### [Data for this exercise]

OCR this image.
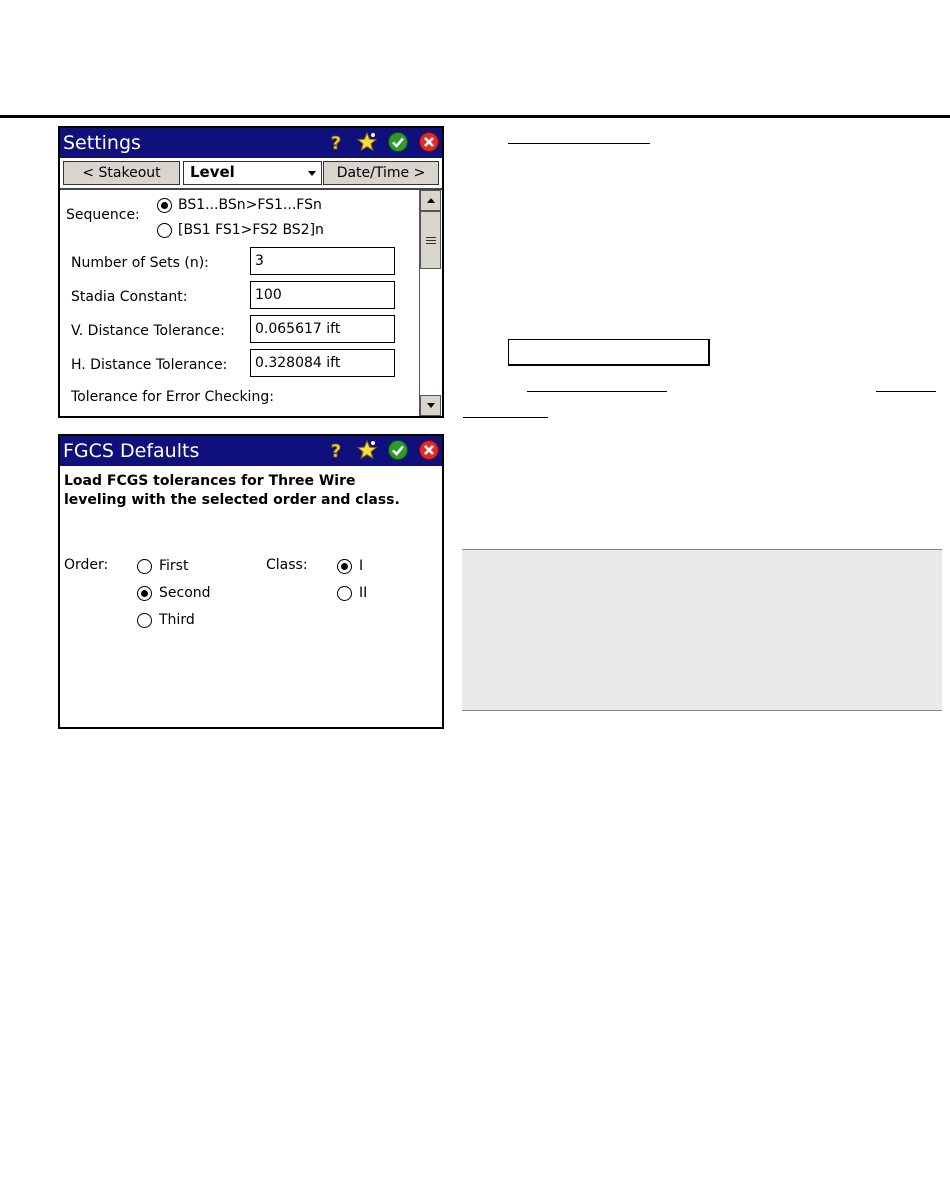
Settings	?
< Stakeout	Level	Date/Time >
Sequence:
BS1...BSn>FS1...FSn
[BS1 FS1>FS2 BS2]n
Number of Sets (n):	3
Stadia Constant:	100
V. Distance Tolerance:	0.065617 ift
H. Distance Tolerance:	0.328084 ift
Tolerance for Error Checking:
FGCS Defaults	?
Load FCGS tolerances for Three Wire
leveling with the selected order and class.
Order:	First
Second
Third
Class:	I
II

### [Job]
Copy out all of the data word for word. Do not carry over any picture.

### [Task solution]
OCR this image.
Settings	?
< Stakeout	Level	Date/Time >
Sequence:
BS1...BSn>FS1...FSn
[BS1 FS1>FS2 BS2]n
Number of Sets (n):	3
Stadia Constant:	100
V. Distance Tolerance:	0.065617 ift
H. Distance Tolerance:	0.328084 ift
Tolerance for Error Checking:
FGCS Defaults	?
Load FCGS tolerances for Three Wire
leveling with the selected order and class.
Order:	First
Second
Third
Class:	I
II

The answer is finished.